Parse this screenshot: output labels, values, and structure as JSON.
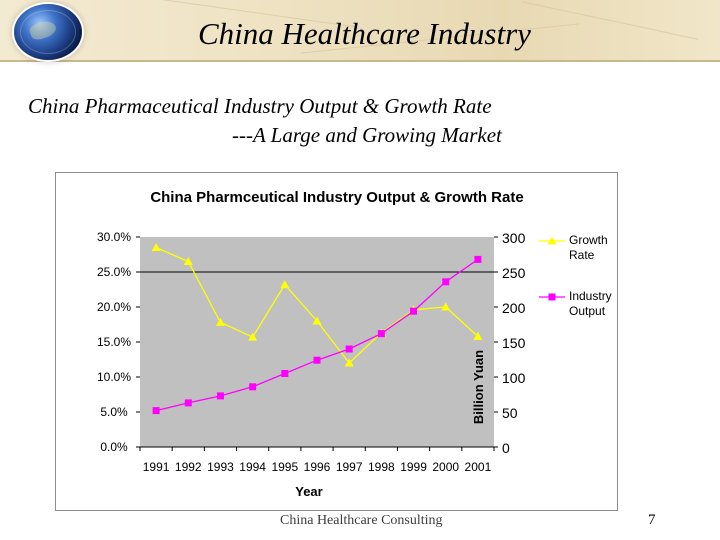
{
  "slide": {
    "title": "China Healthcare Industry",
    "subtitle_line1": "China Pharmaceutical Industry Output & Growth Rate",
    "subtitle_line2": "---A Large and Growing Market",
    "footer": "China Healthcare Consulting",
    "page_number": "7"
  },
  "chart_data": {
    "type": "line",
    "title": "China Pharmceutical Industry Output & Growth Rate",
    "xlabel": "Year",
    "ylabel_right": "Billion Yuan",
    "categories": [
      "1991",
      "1992",
      "1993",
      "1994",
      "1995",
      "1996",
      "1997",
      "1998",
      "1999",
      "2000",
      "2001"
    ],
    "y_left_ticks": [
      "30.0%",
      "25.0%",
      "20.0%",
      "15.0%",
      "10.0%",
      "5.0%",
      "0.0%"
    ],
    "y_right_ticks": [
      "300",
      "250",
      "200",
      "150",
      "100",
      "50",
      "0"
    ],
    "y_left_range": [
      0,
      30
    ],
    "y_right_range": [
      0,
      300
    ],
    "grid": "horizontal at 250",
    "plot_background": "#c0c0c0",
    "legend_position": "right",
    "series": [
      {
        "name": "Growth Rate",
        "axis": "left",
        "color": "#ffff00",
        "marker": "triangle",
        "values": [
          28.5,
          26.5,
          17.8,
          15.7,
          23.2,
          18.0,
          12.0,
          16.3,
          19.6,
          20.0,
          15.8
        ]
      },
      {
        "name": "Industry Output",
        "axis": "right",
        "color": "#ff00ff",
        "marker": "square",
        "values": [
          52,
          63,
          73,
          86,
          105,
          124,
          140,
          162,
          194,
          236,
          268
        ]
      }
    ],
    "legend": [
      {
        "line1": "Growth",
        "line2": "Rate"
      },
      {
        "line1": "Industry",
        "line2": "Output"
      }
    ]
  }
}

▬▬▬

* [The task] Look through the entries above for the word "China". Copy every line where it shows up.

* [Solution to this task]
    "title": "China Healthcare Industry",
    "subtitle_line1": "China Pharmaceutical Industry Output & Growth Rate",
    "footer": "China Healthcare Consulting",
    "title": "China Pharmceutical Industry Output & Growth Rate",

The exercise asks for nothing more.